▸ What you should do
List the lines of this listing that hold the word "nenfant".

▸ Input for this task
•••
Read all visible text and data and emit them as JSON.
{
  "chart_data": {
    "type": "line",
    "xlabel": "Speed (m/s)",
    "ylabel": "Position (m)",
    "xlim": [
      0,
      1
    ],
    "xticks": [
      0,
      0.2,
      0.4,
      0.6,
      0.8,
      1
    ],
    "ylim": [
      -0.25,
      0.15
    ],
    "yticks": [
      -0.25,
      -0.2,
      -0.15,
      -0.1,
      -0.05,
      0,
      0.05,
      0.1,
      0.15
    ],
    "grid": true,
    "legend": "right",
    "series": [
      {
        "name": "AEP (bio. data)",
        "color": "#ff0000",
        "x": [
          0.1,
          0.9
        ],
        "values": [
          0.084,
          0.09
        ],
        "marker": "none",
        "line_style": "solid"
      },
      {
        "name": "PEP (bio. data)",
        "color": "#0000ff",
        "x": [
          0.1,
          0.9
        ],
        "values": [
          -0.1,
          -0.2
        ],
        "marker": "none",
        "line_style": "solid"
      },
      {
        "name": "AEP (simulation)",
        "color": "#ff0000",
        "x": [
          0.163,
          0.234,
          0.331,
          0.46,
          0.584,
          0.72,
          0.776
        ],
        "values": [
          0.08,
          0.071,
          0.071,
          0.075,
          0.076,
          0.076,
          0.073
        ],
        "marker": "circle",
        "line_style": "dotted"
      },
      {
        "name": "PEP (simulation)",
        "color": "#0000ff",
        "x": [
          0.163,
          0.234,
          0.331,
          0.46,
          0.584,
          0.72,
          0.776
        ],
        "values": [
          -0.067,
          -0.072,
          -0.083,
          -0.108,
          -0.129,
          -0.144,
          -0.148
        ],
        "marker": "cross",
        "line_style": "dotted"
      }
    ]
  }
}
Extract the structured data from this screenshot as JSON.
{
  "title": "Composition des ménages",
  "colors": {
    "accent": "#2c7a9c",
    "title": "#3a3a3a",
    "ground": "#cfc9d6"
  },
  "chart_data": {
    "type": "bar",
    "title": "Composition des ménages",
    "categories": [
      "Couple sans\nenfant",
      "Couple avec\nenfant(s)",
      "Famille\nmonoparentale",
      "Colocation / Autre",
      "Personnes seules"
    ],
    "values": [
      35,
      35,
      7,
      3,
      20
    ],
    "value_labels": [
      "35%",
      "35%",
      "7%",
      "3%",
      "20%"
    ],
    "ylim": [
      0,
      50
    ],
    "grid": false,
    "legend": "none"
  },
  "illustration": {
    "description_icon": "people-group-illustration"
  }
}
•••
▸ Complete answer
      "Couple sans\nenfant",
      "Couple avec\nenfant(s)",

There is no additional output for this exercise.